**Dataset entries**
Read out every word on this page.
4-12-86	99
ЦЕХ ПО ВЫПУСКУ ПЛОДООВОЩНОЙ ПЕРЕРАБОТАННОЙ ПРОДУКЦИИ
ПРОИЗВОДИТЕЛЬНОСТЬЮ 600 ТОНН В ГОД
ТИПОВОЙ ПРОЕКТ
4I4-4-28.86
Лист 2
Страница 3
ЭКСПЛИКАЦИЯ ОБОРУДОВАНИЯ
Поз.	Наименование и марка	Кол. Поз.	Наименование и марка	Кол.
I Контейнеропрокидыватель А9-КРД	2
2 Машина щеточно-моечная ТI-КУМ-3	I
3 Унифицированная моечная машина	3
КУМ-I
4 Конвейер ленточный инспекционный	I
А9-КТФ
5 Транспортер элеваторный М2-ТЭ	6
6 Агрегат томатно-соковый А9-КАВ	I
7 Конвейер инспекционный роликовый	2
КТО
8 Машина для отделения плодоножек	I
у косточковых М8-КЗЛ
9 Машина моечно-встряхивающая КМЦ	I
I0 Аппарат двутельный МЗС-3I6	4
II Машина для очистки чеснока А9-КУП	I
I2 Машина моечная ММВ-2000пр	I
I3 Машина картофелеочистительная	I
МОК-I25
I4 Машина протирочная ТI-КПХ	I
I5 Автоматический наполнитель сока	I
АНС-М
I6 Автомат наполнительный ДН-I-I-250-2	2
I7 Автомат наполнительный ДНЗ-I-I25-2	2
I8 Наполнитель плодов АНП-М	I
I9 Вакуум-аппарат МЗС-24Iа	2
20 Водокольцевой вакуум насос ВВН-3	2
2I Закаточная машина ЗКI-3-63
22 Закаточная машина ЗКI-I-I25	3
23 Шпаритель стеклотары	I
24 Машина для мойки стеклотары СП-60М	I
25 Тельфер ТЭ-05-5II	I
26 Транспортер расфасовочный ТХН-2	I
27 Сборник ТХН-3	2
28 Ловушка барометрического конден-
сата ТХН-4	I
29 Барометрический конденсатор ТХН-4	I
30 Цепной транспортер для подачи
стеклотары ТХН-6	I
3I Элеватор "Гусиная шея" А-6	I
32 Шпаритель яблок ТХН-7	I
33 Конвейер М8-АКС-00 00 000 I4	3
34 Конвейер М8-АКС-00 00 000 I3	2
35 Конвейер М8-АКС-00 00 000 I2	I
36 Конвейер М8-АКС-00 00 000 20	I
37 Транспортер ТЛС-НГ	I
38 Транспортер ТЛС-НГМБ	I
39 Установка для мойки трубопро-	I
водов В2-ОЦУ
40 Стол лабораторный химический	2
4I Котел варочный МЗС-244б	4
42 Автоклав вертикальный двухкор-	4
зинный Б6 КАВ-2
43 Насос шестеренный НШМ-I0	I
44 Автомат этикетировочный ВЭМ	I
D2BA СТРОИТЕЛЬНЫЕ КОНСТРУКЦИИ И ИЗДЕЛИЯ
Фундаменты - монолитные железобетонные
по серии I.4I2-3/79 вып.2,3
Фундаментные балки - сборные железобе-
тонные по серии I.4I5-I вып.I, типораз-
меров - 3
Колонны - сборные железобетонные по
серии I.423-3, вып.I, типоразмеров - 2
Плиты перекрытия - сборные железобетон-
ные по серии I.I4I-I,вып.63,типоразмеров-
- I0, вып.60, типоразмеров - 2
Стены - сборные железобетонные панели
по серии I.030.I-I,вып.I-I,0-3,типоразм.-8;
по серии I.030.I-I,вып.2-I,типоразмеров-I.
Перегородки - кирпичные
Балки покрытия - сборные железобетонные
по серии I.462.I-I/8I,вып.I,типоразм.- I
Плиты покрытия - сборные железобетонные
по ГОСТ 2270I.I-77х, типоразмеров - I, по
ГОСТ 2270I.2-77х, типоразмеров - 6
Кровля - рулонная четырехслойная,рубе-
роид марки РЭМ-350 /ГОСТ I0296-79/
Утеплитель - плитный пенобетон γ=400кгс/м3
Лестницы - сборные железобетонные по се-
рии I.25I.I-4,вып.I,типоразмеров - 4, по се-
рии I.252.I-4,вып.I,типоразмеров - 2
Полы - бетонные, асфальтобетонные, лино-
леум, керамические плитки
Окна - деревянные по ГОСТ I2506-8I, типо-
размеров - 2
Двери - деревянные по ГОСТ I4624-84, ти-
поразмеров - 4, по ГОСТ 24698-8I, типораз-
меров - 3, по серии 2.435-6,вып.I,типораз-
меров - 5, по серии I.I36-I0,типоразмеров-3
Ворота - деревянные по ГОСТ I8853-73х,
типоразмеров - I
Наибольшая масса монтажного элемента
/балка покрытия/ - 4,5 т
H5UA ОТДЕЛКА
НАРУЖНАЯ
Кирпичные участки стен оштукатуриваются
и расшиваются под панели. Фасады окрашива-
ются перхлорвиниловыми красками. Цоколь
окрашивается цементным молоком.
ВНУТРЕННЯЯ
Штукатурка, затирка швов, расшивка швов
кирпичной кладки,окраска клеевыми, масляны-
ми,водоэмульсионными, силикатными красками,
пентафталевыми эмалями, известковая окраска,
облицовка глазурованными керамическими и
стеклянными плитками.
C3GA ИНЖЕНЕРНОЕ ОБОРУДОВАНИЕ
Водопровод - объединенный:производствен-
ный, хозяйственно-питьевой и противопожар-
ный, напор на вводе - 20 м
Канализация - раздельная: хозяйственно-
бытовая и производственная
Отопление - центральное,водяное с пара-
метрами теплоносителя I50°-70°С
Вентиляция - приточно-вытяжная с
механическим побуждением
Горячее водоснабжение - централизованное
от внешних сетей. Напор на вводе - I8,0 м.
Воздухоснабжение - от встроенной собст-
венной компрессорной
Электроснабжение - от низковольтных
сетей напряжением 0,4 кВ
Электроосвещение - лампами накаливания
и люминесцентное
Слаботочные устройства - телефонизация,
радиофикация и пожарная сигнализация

**Task prompt**
Output the whole listing above again, word for word.

**In response**
Read out every word on this page.
4-12-86	99
ЦЕХ ПО ВЫПУСКУ ПЛОДООВОЩНОЙ ПЕРЕРАБОТАННОЙ ПРОДУКЦИИ
ПРОИЗВОДИТЕЛЬНОСТЬЮ 600 ТОНН В ГОД
ТИПОВОЙ ПРОЕКТ
4I4-4-28.86
Лист 2
Страница 3
ЭКСПЛИКАЦИЯ ОБОРУДОВАНИЯ
Поз.	Наименование и марка	Кол. Поз.	Наименование и марка	Кол.
I Контейнеропрокидыватель А9-КРД	2
2 Машина щеточно-моечная ТI-КУМ-3	I
3 Унифицированная моечная машина	3
КУМ-I
4 Конвейер ленточный инспекционный	I
А9-КТФ
5 Транспортер элеваторный М2-ТЭ	6
6 Агрегат томатно-соковый А9-КАВ	I
7 Конвейер инспекционный роликовый	2
КТО
8 Машина для отделения плодоножек	I
у косточковых М8-КЗЛ
9 Машина моечно-встряхивающая КМЦ	I
I0 Аппарат двутельный МЗС-3I6	4
II Машина для очистки чеснока А9-КУП	I
I2 Машина моечная ММВ-2000пр	I
I3 Машина картофелеочистительная	I
МОК-I25
I4 Машина протирочная ТI-КПХ	I
I5 Автоматический наполнитель сока	I
АНС-М
I6 Автомат наполнительный ДН-I-I-250-2	2
I7 Автомат наполнительный ДНЗ-I-I25-2	2
I8 Наполнитель плодов АНП-М	I
I9 Вакуум-аппарат МЗС-24Iа	2
20 Водокольцевой вакуум насос ВВН-3	2
2I Закаточная машина ЗКI-3-63
22 Закаточная машина ЗКI-I-I25	3
23 Шпаритель стеклотары	I
24 Машина для мойки стеклотары СП-60М	I
25 Тельфер ТЭ-05-5II	I
26 Транспортер расфасовочный ТХН-2	I
27 Сборник ТХН-3	2
28 Ловушка барометрического конден-
сата ТХН-4	I
29 Барометрический конденсатор ТХН-4	I
30 Цепной транспортер для подачи
стеклотары ТХН-6	I
3I Элеватор "Гусиная шея" А-6	I
32 Шпаритель яблок ТХН-7	I
33 Конвейер М8-АКС-00 00 000 I4	3
34 Конвейер М8-АКС-00 00 000 I3	2
35 Конвейер М8-АКС-00 00 000 I2	I
36 Конвейер М8-АКС-00 00 000 20	I
37 Транспортер ТЛС-НГ	I
38 Транспортер ТЛС-НГМБ	I
39 Установка для мойки трубопро-	I
водов В2-ОЦУ
40 Стол лабораторный химический	2
4I Котел варочный МЗС-244б	4
42 Автоклав вертикальный двухкор-	4
зинный Б6 КАВ-2
43 Насос шестеренный НШМ-I0	I
44 Автомат этикетировочный ВЭМ	I
D2BA СТРОИТЕЛЬНЫЕ КОНСТРУКЦИИ И ИЗДЕЛИЯ
Фундаменты - монолитные железобетонные
по серии I.4I2-3/79 вып.2,3
Фундаментные балки - сборные железобе-
тонные по серии I.4I5-I вып.I, типораз-
меров - 3
Колонны - сборные железобетонные по
серии I.423-3, вып.I, типоразмеров - 2
Плиты перекрытия - сборные железобетон-
ные по серии I.I4I-I,вып.63,типоразмеров-
- I0, вып.60, типоразмеров - 2
Стены - сборные железобетонные панели
по серии I.030.I-I,вып.I-I,0-3,типоразм.-8;
по серии I.030.I-I,вып.2-I,типоразмеров-I.
Перегородки - кирпичные
Балки покрытия - сборные железобетонные
по серии I.462.I-I/8I,вып.I,типоразм.- I
Плиты покрытия - сборные железобетонные
по ГОСТ 2270I.I-77х, типоразмеров - I, по
ГОСТ 2270I.2-77х, типоразмеров - 6
Кровля - рулонная четырехслойная,рубе-
роид марки РЭМ-350 /ГОСТ I0296-79/
Утеплитель - плитный пенобетон γ=400кгс/м3
Лестницы - сборные железобетонные по се-
рии I.25I.I-4,вып.I,типоразмеров - 4, по се-
рии I.252.I-4,вып.I,типоразмеров - 2
Полы - бетонные, асфальтобетонные, лино-
леум, керамические плитки
Окна - деревянные по ГОСТ I2506-8I, типо-
размеров - 2
Двери - деревянные по ГОСТ I4624-84, ти-
поразмеров - 4, по ГОСТ 24698-8I, типораз-
меров - 3, по серии 2.435-6,вып.I,типораз-
меров - 5, по серии I.I36-I0,типоразмеров-3
Ворота - деревянные по ГОСТ I8853-73х,
типоразмеров - I
Наибольшая масса монтажного элемента
/балка покрытия/ - 4,5 т
H5UA ОТДЕЛКА
НАРУЖНАЯ
Кирпичные участки стен оштукатуриваются
и расшиваются под панели. Фасады окрашива-
ются перхлорвиниловыми красками. Цоколь
окрашивается цементным молоком.
ВНУТРЕННЯЯ
Штукатурка, затирка швов, расшивка швов
кирпичной кладки,окраска клеевыми, масляны-
ми,водоэмульсионными, силикатными красками,
пентафталевыми эмалями, известковая окраска,
облицовка глазурованными керамическими и
стеклянными плитками.
C3GA ИНЖЕНЕРНОЕ ОБОРУДОВАНИЕ
Водопровод - объединенный:производствен-
ный, хозяйственно-питьевой и противопожар-
ный, напор на вводе - 20 м
Канализация - раздельная: хозяйственно-
бытовая и производственная
Отопление - центральное,водяное с пара-
метрами теплоносителя I50°-70°С
Вентиляция - приточно-вытяжная с
механическим побуждением
Горячее водоснабжение - централизованное
от внешних сетей. Напор на вводе - I8,0 м.
Воздухоснабжение - от встроенной собст-
венной компрессорной
Электроснабжение - от низковольтных
сетей напряжением 0,4 кВ
Электроосвещение - лампами накаливания
и люминесцентное
Слаботочные устройства - телефонизация,
радиофикация и пожарная сигнализация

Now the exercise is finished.